Requirements ->
Images are excluded; otherwise, output every record exactly.

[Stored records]
———
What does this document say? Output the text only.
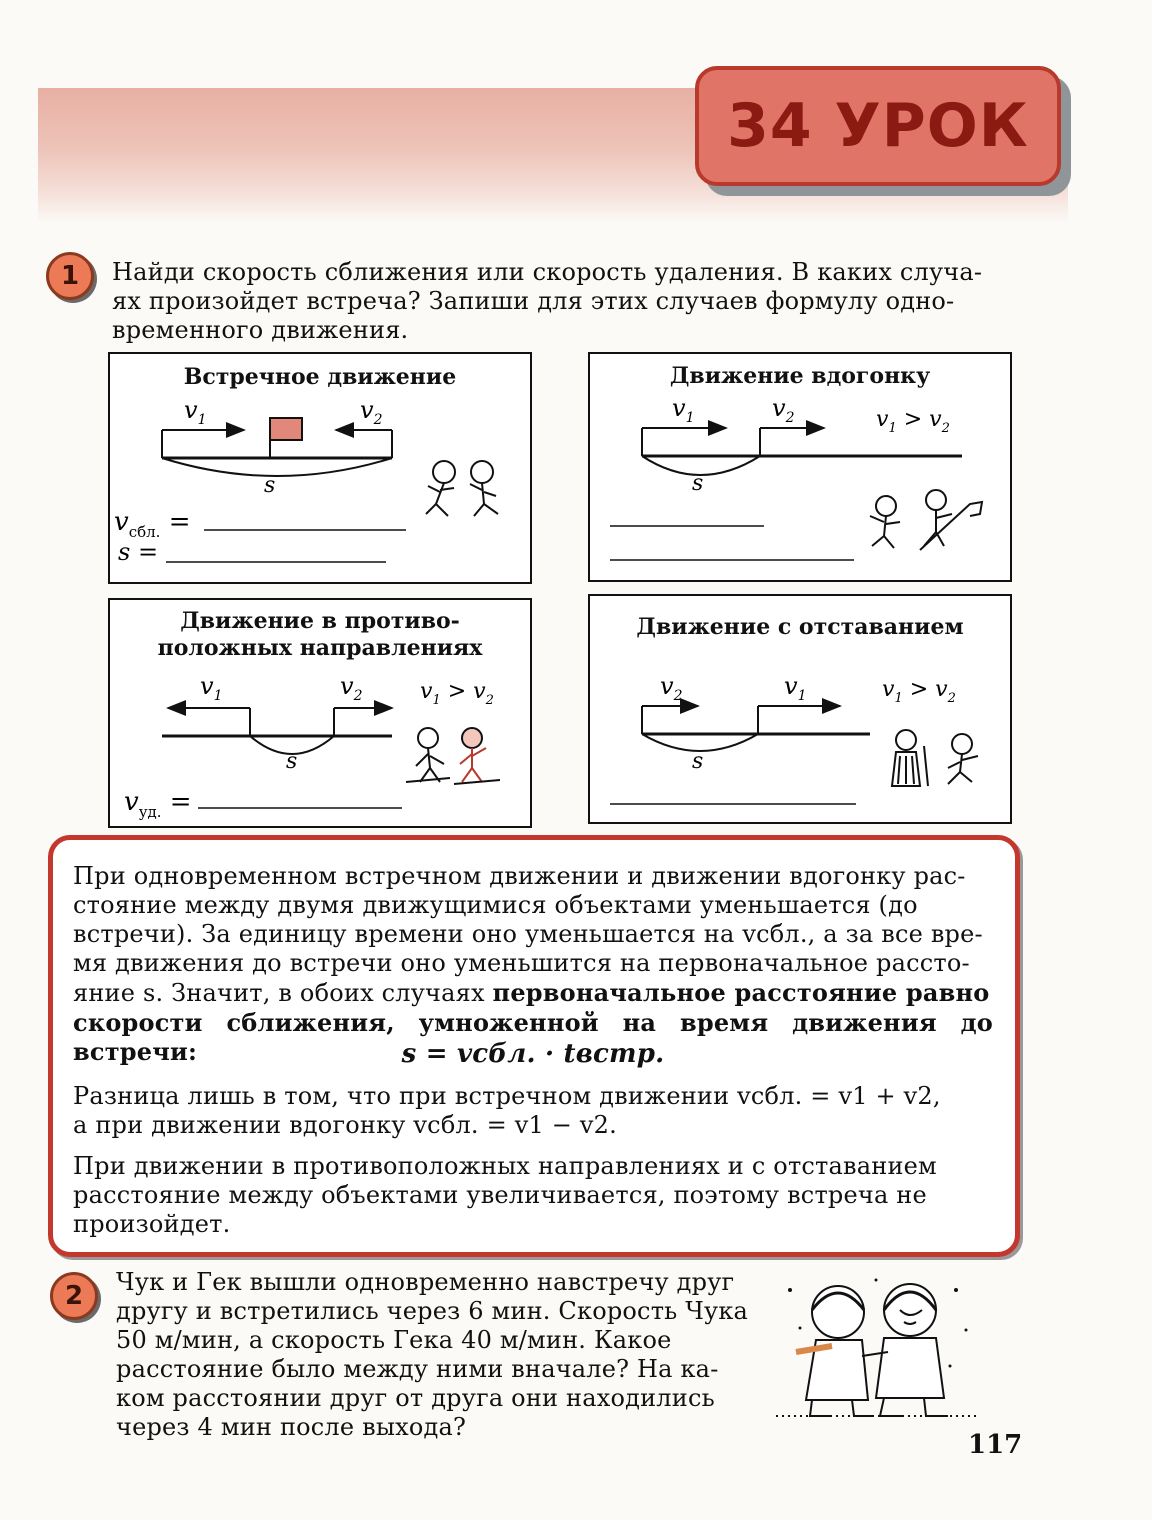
34 УРОК
1	Найди скорость сближения или скорость удаления. В каких случа-
ях произойдет встреча? Запиши для этих случаев формулу одно-
временного движения.
Встречное движение
$v_1$	$v_2$
s
$v_{сбл.}$ =
s =
Движение вдогонку
$v_1$	$v_2$	$v_1 > v_2$
s
Движение в противо-
положных направлениях
$v_1$	$v_2$	$v_1 > v_2$
s
$v_{уд.}$ =
Движение с отставанием
$v_2$	$v_1$	$v_1 > v_2$
s
При одновременном встречном движении и движении вдогонку рас-
стояние между двумя движущимися объектами уменьшается (до
встречи). За единицу времени оно уменьшается на vсбл., а за все вре-
мя движения до встречи оно уменьшится на первоначальное рассто-
яние s. Значит, в обоих случаях первоначальное расстояние равно
скорости сближения, умноженной на время движения до встречи:	s = vсбл. · tвстр.
Разница лишь в том, что при встречном движении vсбл. = v1 + v2,
а при движении вдогонку vсбл. = v1 − v2.
При движении в противоположных направлениях и с отставанием
расстояние между объектами увеличивается, поэтому встреча не
произойдет.
2	Чук и Гек вышли одновременно навстречу друг
другу и встретились через 6 мин. Скорость Чука
50 м/мин, а скорость Гека 40 м/мин. Какое
расстояние было между ними вначале? На ка-
ком расстоянии друг от друга они находились
через 4 мин после выхода?
117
———
Output below ->
What does this document say? Output the text only.
34 УРОК
1	Найди скорость сближения или скорость удаления. В каких случа-
ях произойдет встреча? Запиши для этих случаев формулу одно-
временного движения.
Встречное движение
$v_1$	$v_2$
s
$v_{сбл.}$ =
s =
Движение вдогонку
$v_1$	$v_2$	$v_1 > v_2$
s
Движение в противо-
положных направлениях
$v_1$	$v_2$	$v_1 > v_2$
s
$v_{уд.}$ =
Движение с отставанием
$v_2$	$v_1$	$v_1 > v_2$
s
При одновременном встречном движении и движении вдогонку рас-
стояние между двумя движущимися объектами уменьшается (до
встречи). За единицу времени оно уменьшается на vсбл., а за все вре-
мя движения до встречи оно уменьшится на первоначальное рассто-
яние s. Значит, в обоих случаях первоначальное расстояние равно
скорости сближения, умноженной на время движения до встречи:	s = vсбл. · tвстр.
Разница лишь в том, что при встречном движении vсбл. = v1 + v2,
а при движении вдогонку vсбл. = v1 − v2.
При движении в противоположных направлениях и с отставанием
расстояние между объектами увеличивается, поэтому встреча не
произойдет.
2	Чук и Гек вышли одновременно навстречу друг
другу и встретились через 6 мин. Скорость Чука
50 м/мин, а скорость Гека 40 м/мин. Какое
расстояние было между ними вначале? На ка-
ком расстоянии друг от друга они находились
через 4 мин после выхода?
117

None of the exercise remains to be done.